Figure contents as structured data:
------------------------------------
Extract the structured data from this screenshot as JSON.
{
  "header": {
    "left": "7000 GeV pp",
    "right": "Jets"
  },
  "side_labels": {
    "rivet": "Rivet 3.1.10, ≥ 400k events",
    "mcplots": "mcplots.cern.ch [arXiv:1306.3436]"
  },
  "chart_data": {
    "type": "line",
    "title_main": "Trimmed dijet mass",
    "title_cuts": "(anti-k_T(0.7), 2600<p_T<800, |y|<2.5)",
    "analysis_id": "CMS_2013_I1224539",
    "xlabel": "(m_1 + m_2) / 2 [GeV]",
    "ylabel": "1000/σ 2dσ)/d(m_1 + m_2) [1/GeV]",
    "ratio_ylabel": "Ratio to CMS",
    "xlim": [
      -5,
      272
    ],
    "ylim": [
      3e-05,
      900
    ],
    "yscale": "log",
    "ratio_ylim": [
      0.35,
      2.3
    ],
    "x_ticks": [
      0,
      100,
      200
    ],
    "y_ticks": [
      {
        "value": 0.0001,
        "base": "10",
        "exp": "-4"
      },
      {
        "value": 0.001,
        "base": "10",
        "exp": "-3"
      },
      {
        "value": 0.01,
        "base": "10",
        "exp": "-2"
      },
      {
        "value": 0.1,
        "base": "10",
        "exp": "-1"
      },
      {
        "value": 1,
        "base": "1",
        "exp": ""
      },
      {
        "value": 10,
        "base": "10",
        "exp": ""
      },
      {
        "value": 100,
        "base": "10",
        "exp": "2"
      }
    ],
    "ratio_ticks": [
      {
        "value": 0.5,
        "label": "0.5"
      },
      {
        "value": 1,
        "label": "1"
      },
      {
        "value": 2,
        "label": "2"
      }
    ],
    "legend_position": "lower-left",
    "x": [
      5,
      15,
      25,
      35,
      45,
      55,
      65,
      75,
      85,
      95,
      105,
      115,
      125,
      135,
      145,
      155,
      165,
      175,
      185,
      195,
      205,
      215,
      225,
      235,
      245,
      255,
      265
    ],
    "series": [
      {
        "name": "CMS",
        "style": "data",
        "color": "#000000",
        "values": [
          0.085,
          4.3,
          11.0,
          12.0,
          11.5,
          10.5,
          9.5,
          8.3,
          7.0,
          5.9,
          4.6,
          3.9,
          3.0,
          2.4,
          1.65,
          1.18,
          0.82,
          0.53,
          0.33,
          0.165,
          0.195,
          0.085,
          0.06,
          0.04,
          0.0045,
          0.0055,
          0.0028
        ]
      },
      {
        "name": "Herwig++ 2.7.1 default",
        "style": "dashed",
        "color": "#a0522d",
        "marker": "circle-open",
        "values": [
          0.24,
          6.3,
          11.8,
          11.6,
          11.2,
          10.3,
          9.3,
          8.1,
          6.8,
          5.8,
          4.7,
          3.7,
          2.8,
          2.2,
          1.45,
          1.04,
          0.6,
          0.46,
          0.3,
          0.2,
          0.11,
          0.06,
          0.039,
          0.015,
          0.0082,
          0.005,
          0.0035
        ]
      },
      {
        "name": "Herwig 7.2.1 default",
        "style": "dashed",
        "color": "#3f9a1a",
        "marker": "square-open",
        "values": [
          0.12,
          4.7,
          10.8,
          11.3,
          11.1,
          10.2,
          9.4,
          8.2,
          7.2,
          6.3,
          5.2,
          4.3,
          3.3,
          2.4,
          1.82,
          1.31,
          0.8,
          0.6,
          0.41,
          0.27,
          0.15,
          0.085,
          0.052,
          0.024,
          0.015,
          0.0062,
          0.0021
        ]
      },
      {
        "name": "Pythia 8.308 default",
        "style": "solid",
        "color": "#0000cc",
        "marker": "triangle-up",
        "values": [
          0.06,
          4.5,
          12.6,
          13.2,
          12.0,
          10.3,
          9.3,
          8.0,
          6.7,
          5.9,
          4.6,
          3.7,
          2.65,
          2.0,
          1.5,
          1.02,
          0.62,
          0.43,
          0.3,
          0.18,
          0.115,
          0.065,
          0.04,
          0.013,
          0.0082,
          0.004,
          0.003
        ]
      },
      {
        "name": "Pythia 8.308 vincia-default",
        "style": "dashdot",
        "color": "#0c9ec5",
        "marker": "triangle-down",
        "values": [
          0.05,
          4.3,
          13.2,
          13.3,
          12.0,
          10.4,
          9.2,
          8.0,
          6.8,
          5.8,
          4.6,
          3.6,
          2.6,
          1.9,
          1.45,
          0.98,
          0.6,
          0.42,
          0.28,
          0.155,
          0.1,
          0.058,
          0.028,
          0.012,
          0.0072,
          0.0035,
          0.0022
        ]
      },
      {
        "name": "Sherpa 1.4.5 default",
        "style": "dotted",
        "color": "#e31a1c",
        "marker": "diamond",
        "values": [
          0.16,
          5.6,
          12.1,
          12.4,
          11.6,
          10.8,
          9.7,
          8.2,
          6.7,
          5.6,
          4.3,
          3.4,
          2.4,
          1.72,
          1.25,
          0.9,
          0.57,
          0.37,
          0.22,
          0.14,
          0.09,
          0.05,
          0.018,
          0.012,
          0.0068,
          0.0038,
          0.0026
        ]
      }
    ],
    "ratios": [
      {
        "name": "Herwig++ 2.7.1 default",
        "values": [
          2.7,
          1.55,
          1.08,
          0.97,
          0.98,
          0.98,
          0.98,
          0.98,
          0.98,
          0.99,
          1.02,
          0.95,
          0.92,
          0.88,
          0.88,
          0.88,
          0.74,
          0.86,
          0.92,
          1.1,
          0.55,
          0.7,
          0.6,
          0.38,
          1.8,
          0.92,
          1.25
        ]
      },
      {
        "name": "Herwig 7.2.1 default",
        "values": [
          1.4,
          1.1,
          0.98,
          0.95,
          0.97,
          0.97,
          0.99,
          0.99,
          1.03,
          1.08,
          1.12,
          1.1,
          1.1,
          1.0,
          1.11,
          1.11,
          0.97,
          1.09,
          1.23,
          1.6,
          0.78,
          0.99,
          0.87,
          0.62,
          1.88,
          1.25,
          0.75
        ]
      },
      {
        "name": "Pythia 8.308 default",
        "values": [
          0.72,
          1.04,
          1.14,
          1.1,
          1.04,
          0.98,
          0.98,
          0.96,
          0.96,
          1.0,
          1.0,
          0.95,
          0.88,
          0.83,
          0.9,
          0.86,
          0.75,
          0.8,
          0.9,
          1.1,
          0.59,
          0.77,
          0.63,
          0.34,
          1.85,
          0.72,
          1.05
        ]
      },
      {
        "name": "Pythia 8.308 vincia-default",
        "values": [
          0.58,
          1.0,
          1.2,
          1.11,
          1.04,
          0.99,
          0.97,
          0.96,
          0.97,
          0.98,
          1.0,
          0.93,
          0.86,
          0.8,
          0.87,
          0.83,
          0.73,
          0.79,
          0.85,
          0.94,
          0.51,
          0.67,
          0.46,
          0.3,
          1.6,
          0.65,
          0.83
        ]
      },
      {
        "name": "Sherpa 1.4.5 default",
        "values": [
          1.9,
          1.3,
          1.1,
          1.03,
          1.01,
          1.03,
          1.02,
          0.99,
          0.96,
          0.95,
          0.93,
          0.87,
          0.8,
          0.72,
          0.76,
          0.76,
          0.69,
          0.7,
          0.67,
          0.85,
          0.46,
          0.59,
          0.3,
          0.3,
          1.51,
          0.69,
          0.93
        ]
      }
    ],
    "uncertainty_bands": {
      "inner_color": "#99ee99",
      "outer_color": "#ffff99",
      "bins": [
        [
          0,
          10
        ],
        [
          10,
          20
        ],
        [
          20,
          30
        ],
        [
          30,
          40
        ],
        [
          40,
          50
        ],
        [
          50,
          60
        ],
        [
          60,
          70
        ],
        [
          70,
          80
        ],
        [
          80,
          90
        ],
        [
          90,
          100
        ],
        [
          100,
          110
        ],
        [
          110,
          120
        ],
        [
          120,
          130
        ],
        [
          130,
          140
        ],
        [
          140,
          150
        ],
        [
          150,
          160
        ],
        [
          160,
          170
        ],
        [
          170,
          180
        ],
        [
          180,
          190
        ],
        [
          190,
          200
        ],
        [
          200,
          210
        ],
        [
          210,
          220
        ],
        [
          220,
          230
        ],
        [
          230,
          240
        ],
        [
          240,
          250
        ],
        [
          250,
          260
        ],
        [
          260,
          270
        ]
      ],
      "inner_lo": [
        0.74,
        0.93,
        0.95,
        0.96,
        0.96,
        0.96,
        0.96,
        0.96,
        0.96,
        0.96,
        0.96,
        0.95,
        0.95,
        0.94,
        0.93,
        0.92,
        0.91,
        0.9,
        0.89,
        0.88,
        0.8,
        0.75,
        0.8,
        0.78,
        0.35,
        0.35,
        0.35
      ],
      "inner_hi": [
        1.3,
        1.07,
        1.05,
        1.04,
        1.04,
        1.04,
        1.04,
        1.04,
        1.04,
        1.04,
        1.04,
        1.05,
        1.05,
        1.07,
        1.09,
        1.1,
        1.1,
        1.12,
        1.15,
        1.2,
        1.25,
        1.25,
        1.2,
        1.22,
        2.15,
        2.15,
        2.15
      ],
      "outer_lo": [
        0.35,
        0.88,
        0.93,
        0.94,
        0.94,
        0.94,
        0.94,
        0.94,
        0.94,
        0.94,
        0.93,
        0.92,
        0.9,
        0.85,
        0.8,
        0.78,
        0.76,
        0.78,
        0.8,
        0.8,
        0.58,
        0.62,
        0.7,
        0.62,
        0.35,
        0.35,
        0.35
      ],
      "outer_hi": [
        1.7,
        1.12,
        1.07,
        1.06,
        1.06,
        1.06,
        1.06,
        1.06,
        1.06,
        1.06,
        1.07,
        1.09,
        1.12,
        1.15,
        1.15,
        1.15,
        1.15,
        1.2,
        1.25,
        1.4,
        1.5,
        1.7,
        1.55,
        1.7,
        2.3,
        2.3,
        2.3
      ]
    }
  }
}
------------------------------------
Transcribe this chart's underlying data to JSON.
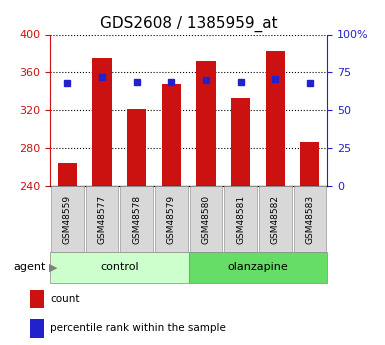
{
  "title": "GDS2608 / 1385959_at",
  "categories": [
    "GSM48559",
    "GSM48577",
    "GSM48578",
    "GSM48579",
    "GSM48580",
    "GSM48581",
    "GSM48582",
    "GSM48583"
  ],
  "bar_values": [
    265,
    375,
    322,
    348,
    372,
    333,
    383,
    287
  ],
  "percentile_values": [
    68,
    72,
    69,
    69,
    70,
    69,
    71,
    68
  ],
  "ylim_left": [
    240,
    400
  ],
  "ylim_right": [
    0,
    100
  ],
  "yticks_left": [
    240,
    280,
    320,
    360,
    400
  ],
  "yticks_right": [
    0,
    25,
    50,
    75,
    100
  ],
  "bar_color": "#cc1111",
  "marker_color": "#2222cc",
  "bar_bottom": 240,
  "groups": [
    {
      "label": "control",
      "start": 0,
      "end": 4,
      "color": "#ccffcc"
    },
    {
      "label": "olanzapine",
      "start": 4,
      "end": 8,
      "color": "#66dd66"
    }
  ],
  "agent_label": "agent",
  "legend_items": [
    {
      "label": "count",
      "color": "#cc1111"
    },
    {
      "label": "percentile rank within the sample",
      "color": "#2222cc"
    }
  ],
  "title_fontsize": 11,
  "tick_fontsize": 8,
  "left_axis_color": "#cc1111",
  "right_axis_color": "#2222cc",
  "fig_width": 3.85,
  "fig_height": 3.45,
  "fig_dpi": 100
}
------------------------------------
Identify lines with the string "style". Copy each one.

        "style": "data",
        "style": "dashed",
        "style": "dashed",
        "style": "solid",
        "style": "dashdot",
        "style": "dotted",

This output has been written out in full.